■ THE TASK ■
Find the string "name" in the listing and report every line that has it.

■ DATA EXTRACT ■
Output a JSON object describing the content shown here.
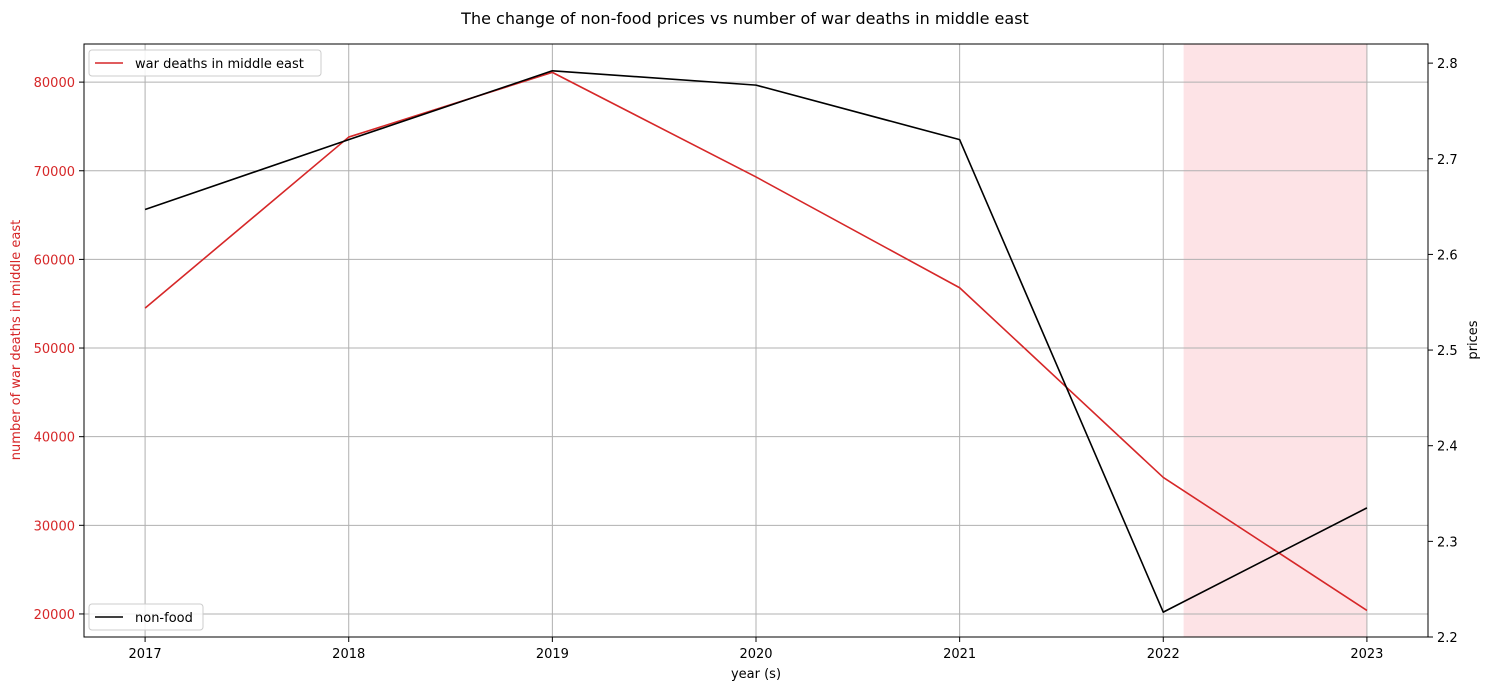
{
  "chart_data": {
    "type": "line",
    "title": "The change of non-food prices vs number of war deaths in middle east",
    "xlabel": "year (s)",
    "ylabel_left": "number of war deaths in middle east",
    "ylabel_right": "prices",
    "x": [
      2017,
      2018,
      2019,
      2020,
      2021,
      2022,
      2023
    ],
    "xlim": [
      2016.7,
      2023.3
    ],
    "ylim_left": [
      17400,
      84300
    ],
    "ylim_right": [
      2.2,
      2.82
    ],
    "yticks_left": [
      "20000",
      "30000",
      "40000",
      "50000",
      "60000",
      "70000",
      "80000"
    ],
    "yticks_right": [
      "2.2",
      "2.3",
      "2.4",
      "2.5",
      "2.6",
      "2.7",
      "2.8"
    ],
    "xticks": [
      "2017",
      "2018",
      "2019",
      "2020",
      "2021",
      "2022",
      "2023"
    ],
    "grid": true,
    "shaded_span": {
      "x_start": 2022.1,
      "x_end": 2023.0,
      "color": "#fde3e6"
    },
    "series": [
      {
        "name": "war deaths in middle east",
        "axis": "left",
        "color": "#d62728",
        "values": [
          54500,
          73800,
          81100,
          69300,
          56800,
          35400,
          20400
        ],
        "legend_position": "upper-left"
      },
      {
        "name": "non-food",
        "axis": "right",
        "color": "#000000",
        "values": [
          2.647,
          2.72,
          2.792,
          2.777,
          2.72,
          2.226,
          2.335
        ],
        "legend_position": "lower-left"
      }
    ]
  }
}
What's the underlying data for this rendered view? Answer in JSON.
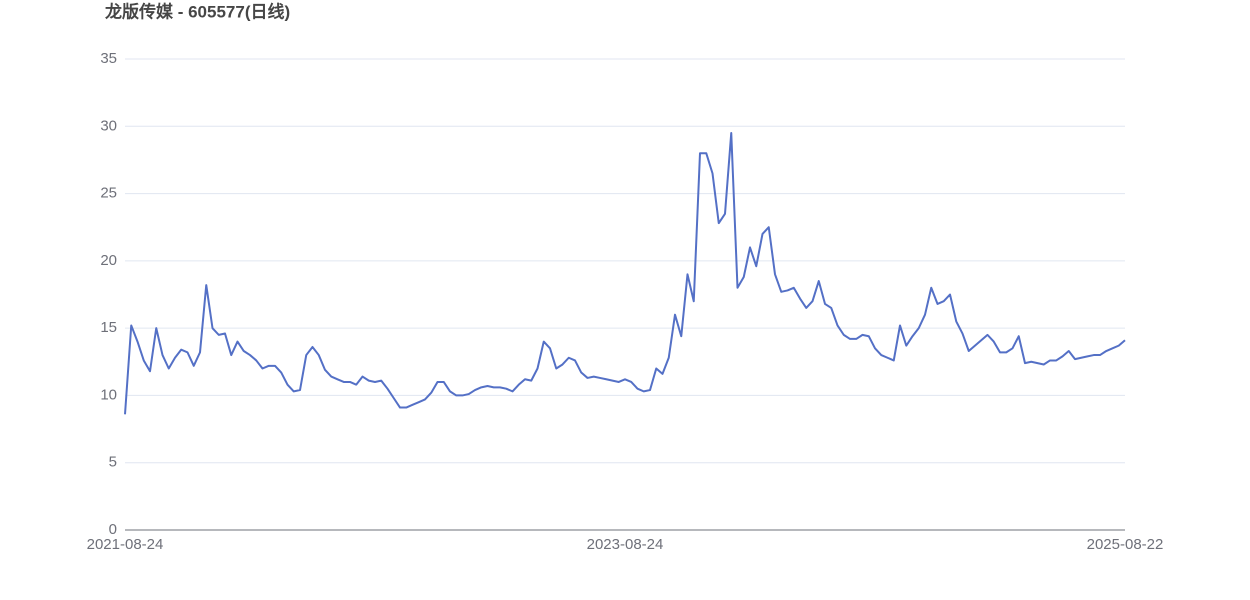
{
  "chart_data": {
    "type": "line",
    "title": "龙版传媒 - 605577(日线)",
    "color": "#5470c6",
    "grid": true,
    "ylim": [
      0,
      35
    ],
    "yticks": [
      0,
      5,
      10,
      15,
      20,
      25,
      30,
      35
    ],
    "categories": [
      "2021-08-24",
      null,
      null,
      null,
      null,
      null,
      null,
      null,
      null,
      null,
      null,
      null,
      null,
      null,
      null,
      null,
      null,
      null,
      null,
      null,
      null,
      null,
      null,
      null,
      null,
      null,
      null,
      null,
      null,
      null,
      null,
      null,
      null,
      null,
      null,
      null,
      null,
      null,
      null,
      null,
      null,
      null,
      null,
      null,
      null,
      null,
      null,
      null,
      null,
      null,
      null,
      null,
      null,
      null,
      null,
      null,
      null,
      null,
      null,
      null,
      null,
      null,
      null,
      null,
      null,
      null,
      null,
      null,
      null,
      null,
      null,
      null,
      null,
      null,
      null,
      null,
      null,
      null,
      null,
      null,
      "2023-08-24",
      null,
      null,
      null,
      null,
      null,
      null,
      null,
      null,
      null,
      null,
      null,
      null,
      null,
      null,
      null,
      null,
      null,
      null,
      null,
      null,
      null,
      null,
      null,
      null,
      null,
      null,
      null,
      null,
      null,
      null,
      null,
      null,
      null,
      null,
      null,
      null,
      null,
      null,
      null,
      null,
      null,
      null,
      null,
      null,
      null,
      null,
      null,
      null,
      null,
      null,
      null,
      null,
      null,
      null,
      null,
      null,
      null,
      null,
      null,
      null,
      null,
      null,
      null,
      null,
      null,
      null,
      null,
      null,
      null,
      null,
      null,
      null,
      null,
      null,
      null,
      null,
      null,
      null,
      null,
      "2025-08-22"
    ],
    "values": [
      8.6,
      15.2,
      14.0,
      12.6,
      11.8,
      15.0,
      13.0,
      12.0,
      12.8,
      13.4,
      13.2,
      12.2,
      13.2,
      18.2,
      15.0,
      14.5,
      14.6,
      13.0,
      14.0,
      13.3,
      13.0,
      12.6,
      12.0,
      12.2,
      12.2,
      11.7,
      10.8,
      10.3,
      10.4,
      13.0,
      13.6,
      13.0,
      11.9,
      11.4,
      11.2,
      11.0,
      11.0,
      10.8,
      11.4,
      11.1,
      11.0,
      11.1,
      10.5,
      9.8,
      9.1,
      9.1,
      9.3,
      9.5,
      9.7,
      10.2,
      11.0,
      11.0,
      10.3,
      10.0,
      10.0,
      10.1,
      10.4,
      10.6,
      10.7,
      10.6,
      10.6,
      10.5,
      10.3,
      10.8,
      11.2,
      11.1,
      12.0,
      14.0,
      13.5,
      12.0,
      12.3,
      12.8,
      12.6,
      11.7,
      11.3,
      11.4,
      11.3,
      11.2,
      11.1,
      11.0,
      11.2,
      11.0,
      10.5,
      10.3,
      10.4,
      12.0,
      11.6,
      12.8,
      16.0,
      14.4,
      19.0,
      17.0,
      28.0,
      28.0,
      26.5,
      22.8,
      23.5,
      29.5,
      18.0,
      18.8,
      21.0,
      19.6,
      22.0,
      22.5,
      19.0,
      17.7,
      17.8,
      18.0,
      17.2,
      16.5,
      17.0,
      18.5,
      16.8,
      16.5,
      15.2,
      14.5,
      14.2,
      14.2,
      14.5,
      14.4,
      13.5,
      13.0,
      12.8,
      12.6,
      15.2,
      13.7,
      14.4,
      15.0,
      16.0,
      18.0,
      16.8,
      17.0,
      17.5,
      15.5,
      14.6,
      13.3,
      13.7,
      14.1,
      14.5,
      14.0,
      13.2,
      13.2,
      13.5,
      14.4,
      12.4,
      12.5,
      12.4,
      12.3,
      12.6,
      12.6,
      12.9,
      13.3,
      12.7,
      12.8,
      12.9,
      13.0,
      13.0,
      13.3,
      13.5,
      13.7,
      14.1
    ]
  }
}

■ IN RESPONSE ■
        "name": "war deaths in middle east",
        "name": "non-food",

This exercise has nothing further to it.